Every entry must be copied word for word.
■ ■ ■ ■
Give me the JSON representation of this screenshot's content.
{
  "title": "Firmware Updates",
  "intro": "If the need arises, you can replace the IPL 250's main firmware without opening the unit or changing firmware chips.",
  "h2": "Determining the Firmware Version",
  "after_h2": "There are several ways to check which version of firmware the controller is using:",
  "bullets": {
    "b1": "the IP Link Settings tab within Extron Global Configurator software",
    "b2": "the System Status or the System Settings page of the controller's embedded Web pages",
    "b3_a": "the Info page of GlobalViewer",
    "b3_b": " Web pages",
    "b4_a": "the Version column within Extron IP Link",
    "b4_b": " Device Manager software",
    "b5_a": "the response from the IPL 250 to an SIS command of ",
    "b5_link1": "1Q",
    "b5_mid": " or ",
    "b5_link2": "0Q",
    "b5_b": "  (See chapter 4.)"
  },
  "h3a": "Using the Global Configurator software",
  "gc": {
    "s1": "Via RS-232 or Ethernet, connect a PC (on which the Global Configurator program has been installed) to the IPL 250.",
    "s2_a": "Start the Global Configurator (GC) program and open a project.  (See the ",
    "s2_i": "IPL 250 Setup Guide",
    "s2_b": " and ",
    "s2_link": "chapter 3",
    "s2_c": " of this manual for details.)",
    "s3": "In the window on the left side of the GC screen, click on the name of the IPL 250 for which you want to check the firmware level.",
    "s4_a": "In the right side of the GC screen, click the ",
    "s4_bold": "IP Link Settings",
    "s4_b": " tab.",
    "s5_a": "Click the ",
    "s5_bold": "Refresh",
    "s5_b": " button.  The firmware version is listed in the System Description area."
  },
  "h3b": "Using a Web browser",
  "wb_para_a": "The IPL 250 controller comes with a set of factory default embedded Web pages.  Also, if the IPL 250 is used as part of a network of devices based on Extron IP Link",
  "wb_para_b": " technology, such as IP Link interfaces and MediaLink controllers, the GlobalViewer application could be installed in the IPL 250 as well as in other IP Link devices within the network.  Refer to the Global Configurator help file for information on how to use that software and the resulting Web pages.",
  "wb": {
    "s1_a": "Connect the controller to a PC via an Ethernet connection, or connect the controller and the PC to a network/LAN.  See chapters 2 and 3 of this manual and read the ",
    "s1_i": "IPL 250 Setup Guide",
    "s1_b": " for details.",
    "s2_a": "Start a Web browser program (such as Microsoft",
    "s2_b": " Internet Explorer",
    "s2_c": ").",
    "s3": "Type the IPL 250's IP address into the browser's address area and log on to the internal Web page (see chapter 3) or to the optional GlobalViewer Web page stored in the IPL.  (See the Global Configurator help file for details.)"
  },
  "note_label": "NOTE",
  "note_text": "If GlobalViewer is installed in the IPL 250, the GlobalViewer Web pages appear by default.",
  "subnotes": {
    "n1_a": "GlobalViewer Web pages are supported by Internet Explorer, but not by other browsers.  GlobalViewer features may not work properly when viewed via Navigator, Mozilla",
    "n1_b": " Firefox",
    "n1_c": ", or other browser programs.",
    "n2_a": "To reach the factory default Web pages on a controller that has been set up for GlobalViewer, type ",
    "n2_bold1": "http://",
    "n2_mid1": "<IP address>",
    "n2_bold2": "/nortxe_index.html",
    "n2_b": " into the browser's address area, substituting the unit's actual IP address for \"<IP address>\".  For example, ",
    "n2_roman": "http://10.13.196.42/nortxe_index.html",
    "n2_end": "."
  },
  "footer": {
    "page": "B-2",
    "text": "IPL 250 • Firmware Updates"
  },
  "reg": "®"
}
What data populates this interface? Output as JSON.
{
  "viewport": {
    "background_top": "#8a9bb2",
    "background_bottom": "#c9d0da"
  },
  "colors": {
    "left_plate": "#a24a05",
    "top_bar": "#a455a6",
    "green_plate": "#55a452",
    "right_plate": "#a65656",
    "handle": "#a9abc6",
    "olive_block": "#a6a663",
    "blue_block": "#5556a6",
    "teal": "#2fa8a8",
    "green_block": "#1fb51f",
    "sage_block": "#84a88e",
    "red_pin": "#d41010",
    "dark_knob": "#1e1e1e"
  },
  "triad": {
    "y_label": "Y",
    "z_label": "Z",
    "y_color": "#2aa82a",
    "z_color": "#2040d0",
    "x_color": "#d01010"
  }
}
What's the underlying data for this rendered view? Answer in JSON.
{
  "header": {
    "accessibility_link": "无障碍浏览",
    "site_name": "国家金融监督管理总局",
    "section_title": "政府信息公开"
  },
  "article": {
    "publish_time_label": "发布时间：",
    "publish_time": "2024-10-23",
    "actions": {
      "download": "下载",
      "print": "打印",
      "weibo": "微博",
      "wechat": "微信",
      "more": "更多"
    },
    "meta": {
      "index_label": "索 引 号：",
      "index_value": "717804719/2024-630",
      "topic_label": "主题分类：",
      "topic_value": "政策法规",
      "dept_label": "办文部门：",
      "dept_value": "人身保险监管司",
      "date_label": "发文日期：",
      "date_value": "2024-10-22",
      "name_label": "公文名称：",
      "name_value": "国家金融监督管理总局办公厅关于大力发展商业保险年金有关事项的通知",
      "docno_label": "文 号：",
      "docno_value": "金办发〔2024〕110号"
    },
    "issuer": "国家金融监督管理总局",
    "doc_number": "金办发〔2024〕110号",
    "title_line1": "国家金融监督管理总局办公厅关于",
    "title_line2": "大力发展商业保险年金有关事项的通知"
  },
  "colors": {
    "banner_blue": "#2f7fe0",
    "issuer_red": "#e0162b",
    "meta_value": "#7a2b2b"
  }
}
■ ■ ■ ■
## ANSWER
Give me the JSON representation of this screenshot's content.
{
  "title": "Firmware Updates",
  "intro": "If the need arises, you can replace the IPL 250's main firmware without opening the unit or changing firmware chips.",
  "h2": "Determining the Firmware Version",
  "after_h2": "There are several ways to check which version of firmware the controller is using:",
  "bullets": {
    "b1": "the IP Link Settings tab within Extron Global Configurator software",
    "b2": "the System Status or the System Settings page of the controller's embedded Web pages",
    "b3_a": "the Info page of GlobalViewer",
    "b3_b": " Web pages",
    "b4_a": "the Version column within Extron IP Link",
    "b4_b": " Device Manager software",
    "b5_a": "the response from the IPL 250 to an SIS command of ",
    "b5_link1": "1Q",
    "b5_mid": " or ",
    "b5_link2": "0Q",
    "b5_b": "  (See chapter 4.)"
  },
  "h3a": "Using the Global Configurator software",
  "gc": {
    "s1": "Via RS-232 or Ethernet, connect a PC (on which the Global Configurator program has been installed) to the IPL 250.",
    "s2_a": "Start the Global Configurator (GC) program and open a project.  (See the ",
    "s2_i": "IPL 250 Setup Guide",
    "s2_b": " and ",
    "s2_link": "chapter 3",
    "s2_c": " of this manual for details.)",
    "s3": "In the window on the left side of the GC screen, click on the name of the IPL 250 for which you want to check the firmware level.",
    "s4_a": "In the right side of the GC screen, click the ",
    "s4_bold": "IP Link Settings",
    "s4_b": " tab.",
    "s5_a": "Click the ",
    "s5_bold": "Refresh",
    "s5_b": " button.  The firmware version is listed in the System Description area."
  },
  "h3b": "Using a Web browser",
  "wb_para_a": "The IPL 250 controller comes with a set of factory default embedded Web pages.  Also, if the IPL 250 is used as part of a network of devices based on Extron IP Link",
  "wb_para_b": " technology, such as IP Link interfaces and MediaLink controllers, the GlobalViewer application could be installed in the IPL 250 as well as in other IP Link devices within the network.  Refer to the Global Configurator help file for information on how to use that software and the resulting Web pages.",
  "wb": {
    "s1_a": "Connect the controller to a PC via an Ethernet connection, or connect the controller and the PC to a network/LAN.  See chapters 2 and 3 of this manual and read the ",
    "s1_i": "IPL 250 Setup Guide",
    "s1_b": " for details.",
    "s2_a": "Start a Web browser program (such as Microsoft",
    "s2_b": " Internet Explorer",
    "s2_c": ").",
    "s3": "Type the IPL 250's IP address into the browser's address area and log on to the internal Web page (see chapter 3) or to the optional GlobalViewer Web page stored in the IPL.  (See the Global Configurator help file for details.)"
  },
  "note_label": "NOTE",
  "note_text": "If GlobalViewer is installed in the IPL 250, the GlobalViewer Web pages appear by default.",
  "subnotes": {
    "n1_a": "GlobalViewer Web pages are supported by Internet Explorer, but not by other browsers.  GlobalViewer features may not work properly when viewed via Navigator, Mozilla",
    "n1_b": " Firefox",
    "n1_c": ", or other browser programs.",
    "n2_a": "To reach the factory default Web pages on a controller that has been set up for GlobalViewer, type ",
    "n2_bold1": "http://",
    "n2_mid1": "<IP address>",
    "n2_bold2": "/nortxe_index.html",
    "n2_b": " into the browser's address area, substituting the unit's actual IP address for \"<IP address>\".  For example, ",
    "n2_roman": "http://10.13.196.42/nortxe_index.html",
    "n2_end": "."
  },
  "footer": {
    "page": "B-2",
    "text": "IPL 250 • Firmware Updates"
  },
  "reg": "®"
}
What data populates this interface? Output as JSON.
{
  "viewport": {
    "background_top": "#8a9bb2",
    "background_bottom": "#c9d0da"
  },
  "colors": {
    "left_plate": "#a24a05",
    "top_bar": "#a455a6",
    "green_plate": "#55a452",
    "right_plate": "#a65656",
    "handle": "#a9abc6",
    "olive_block": "#a6a663",
    "blue_block": "#5556a6",
    "teal": "#2fa8a8",
    "green_block": "#1fb51f",
    "sage_block": "#84a88e",
    "red_pin": "#d41010",
    "dark_knob": "#1e1e1e"
  },
  "triad": {
    "y_label": "Y",
    "z_label": "Z",
    "y_color": "#2aa82a",
    "z_color": "#2040d0",
    "x_color": "#d01010"
  }
}
What's the underlying data for this rendered view? Answer in JSON.
{
  "header": {
    "accessibility_link": "无障碍浏览",
    "site_name": "国家金融监督管理总局",
    "section_title": "政府信息公开"
  },
  "article": {
    "publish_time_label": "发布时间：",
    "publish_time": "2024-10-23",
    "actions": {
      "download": "下载",
      "print": "打印",
      "weibo": "微博",
      "wechat": "微信",
      "more": "更多"
    },
    "meta": {
      "index_label": "索 引 号：",
      "index_value": "717804719/2024-630",
      "topic_label": "主题分类：",
      "topic_value": "政策法规",
      "dept_label": "办文部门：",
      "dept_value": "人身保险监管司",
      "date_label": "发文日期：",
      "date_value": "2024-10-22",
      "name_label": "公文名称：",
      "name_value": "国家金融监督管理总局办公厅关于大力发展商业保险年金有关事项的通知",
      "docno_label": "文 号：",
      "docno_value": "金办发〔2024〕110号"
    },
    "issuer": "国家金融监督管理总局",
    "doc_number": "金办发〔2024〕110号",
    "title_line1": "国家金融监督管理总局办公厅关于",
    "title_line2": "大力发展商业保险年金有关事项的通知"
  },
  "colors": {
    "banner_blue": "#2f7fe0",
    "issuer_red": "#e0162b",
    "meta_value": "#7a2b2b"
  }
}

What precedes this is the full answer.